• **Stated task**
Select the lines that contain "JSON" and copy each of them.

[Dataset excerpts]
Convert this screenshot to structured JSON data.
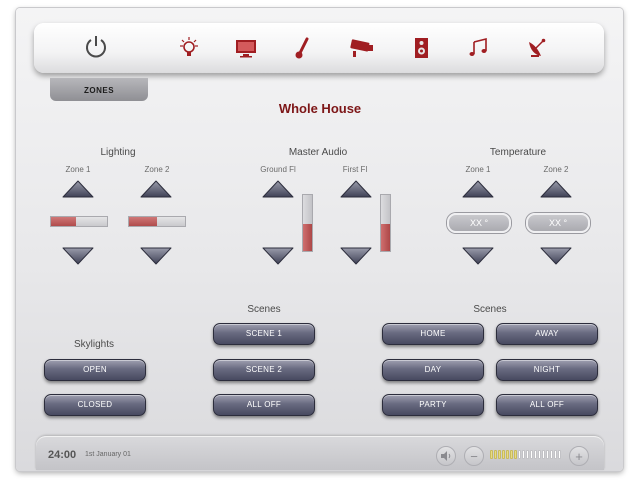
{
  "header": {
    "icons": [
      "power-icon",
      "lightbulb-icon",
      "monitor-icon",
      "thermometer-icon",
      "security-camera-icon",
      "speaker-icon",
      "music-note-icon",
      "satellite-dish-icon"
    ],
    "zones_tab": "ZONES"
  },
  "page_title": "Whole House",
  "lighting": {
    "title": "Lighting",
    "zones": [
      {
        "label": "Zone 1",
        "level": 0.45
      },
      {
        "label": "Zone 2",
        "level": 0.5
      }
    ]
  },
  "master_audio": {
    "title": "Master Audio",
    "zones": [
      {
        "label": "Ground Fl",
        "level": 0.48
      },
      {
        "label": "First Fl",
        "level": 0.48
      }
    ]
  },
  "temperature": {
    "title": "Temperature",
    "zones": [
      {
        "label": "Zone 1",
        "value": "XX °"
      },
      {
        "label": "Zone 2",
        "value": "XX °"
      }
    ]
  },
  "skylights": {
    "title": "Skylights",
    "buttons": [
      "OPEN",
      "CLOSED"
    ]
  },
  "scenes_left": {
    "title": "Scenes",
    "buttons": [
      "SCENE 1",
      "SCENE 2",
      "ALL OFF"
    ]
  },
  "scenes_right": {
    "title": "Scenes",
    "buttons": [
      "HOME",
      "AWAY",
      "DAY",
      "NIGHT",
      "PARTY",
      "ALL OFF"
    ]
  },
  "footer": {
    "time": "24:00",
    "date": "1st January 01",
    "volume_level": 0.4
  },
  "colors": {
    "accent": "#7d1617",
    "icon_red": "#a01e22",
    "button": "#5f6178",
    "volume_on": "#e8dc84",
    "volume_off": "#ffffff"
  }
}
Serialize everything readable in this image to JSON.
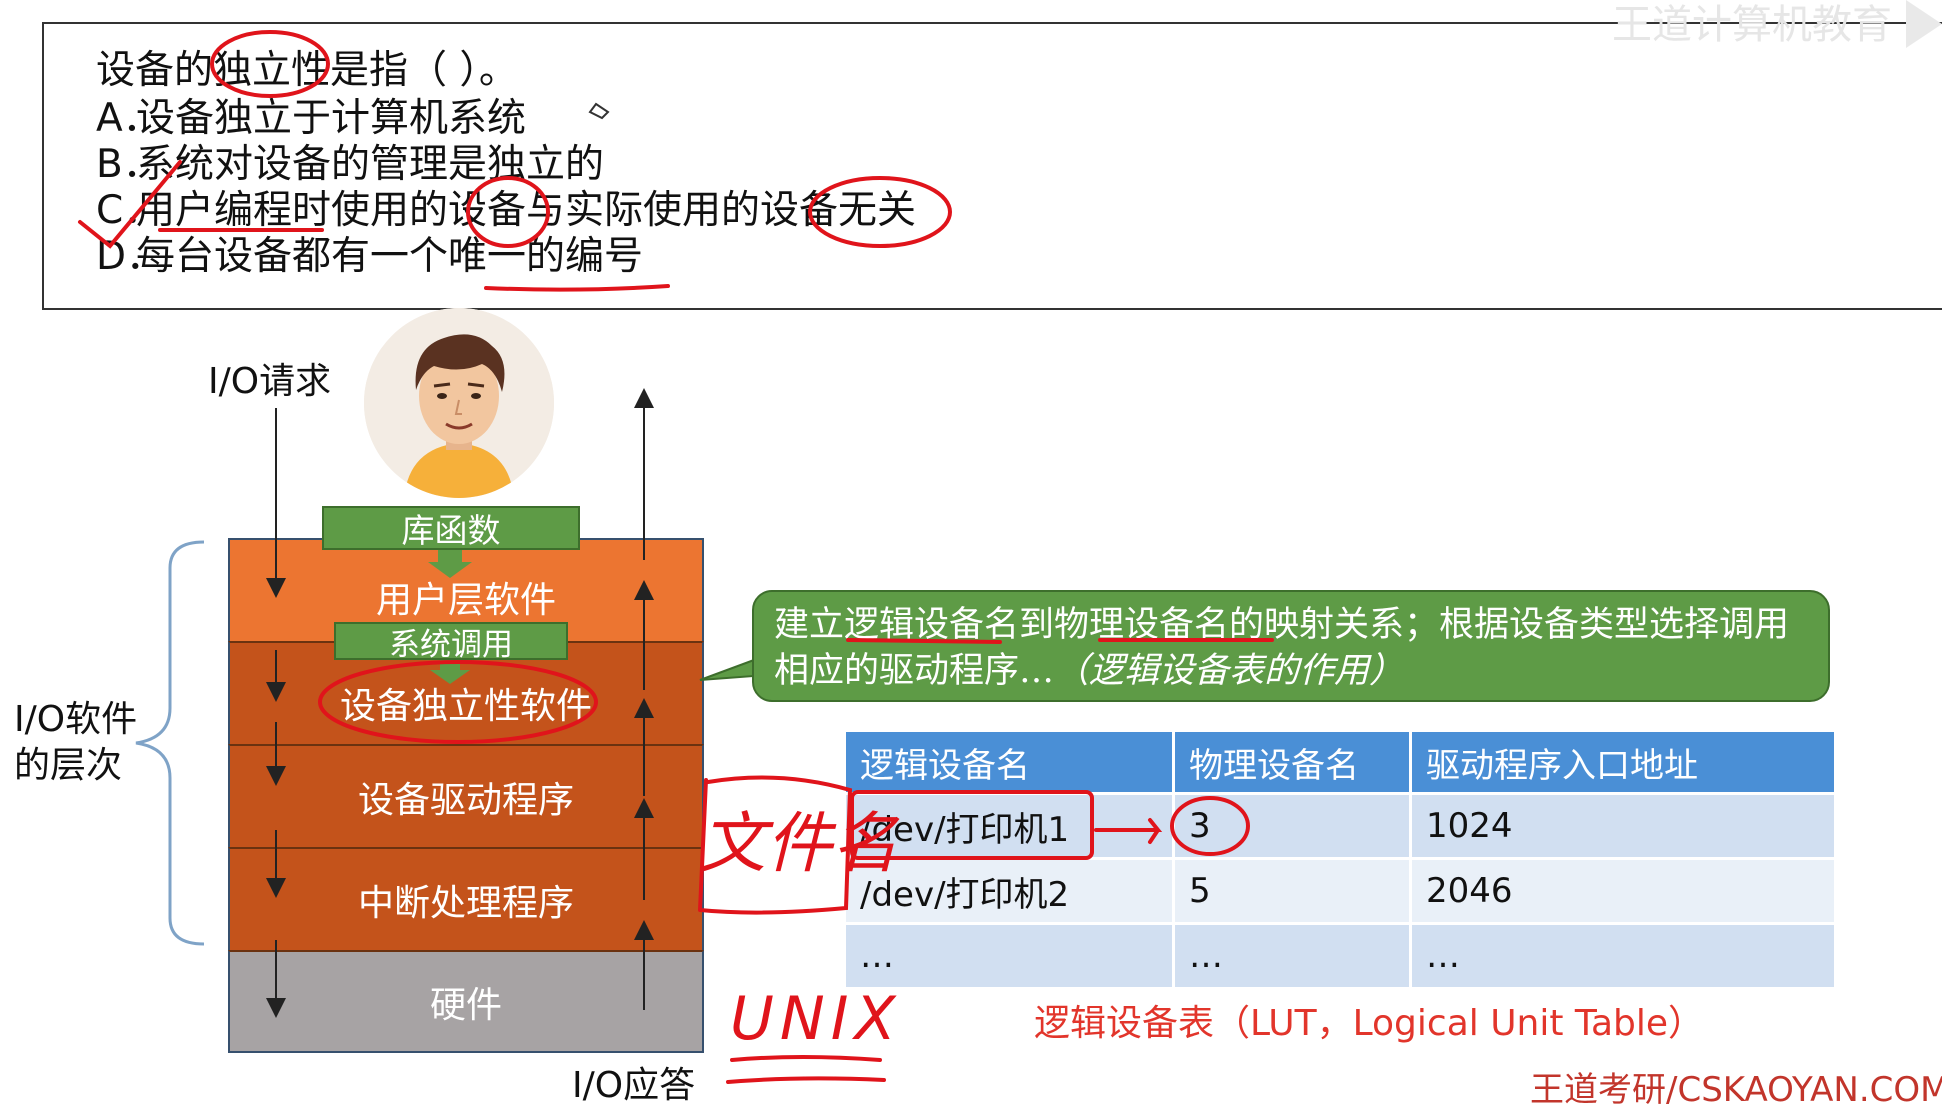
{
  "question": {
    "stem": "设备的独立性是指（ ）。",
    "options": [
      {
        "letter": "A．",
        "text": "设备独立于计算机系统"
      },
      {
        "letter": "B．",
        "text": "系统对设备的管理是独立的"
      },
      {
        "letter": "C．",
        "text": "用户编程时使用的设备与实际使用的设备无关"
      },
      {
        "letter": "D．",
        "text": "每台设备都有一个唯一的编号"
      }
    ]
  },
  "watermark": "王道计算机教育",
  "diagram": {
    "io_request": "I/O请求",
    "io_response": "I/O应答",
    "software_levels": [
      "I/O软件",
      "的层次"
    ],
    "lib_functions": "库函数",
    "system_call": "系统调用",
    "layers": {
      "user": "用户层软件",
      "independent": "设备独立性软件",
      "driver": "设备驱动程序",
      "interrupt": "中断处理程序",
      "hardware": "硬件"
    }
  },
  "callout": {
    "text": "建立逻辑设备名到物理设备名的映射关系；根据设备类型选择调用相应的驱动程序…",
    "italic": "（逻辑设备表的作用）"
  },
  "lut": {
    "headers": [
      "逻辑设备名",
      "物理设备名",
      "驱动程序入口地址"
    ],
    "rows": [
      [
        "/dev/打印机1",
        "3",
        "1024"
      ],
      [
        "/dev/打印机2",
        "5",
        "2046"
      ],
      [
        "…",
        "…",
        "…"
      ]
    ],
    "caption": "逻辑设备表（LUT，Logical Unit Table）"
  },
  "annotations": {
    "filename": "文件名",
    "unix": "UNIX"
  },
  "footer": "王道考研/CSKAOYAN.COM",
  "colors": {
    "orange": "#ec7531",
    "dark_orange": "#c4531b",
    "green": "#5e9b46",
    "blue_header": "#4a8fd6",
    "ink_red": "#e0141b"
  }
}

---

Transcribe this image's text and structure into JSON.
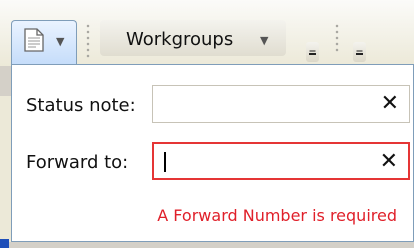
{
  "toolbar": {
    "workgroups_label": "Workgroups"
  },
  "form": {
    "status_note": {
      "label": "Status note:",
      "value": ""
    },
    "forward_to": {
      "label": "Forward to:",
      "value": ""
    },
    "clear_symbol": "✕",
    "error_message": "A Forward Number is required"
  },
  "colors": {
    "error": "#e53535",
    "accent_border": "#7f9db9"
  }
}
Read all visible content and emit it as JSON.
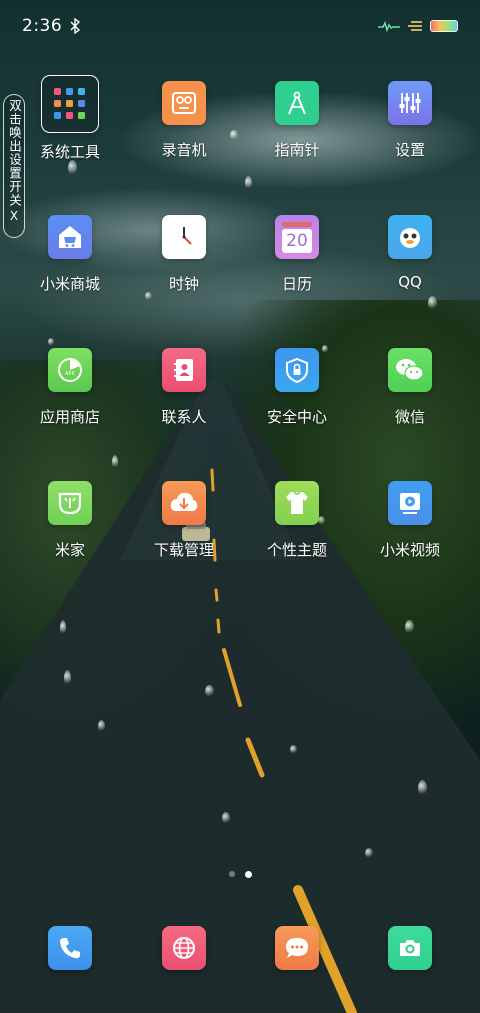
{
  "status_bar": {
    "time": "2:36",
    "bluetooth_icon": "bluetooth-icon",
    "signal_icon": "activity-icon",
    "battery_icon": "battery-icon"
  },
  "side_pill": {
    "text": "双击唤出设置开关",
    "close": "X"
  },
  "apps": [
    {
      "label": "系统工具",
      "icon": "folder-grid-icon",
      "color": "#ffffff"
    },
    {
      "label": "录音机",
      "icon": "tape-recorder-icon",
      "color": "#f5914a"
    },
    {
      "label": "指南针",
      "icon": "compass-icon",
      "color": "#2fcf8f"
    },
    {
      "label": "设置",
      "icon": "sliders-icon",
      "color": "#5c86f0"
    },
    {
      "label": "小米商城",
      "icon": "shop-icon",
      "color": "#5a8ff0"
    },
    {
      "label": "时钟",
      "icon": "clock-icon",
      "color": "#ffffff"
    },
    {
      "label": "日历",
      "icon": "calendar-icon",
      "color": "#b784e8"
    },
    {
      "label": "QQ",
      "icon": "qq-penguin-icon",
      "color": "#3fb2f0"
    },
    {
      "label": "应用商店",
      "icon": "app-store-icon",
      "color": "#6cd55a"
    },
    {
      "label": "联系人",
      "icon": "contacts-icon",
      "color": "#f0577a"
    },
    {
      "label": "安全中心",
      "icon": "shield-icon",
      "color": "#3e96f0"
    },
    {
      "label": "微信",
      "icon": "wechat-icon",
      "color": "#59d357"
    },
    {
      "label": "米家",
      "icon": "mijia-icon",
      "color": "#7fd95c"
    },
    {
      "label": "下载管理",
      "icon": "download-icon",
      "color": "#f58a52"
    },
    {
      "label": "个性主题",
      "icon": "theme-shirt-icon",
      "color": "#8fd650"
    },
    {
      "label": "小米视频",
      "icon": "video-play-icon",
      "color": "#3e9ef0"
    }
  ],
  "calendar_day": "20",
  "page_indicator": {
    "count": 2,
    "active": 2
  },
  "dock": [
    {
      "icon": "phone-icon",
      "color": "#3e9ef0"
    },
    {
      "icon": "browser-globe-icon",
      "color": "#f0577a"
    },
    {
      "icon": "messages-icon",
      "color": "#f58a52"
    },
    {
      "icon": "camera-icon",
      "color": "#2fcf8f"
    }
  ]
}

• **Expected answer**
Convert this screenshot to structured JSON data.
Serialize everything readable in this image to JSON.
Transcribe this image's text and structure into JSON.
Read all visible content and emit it as JSON.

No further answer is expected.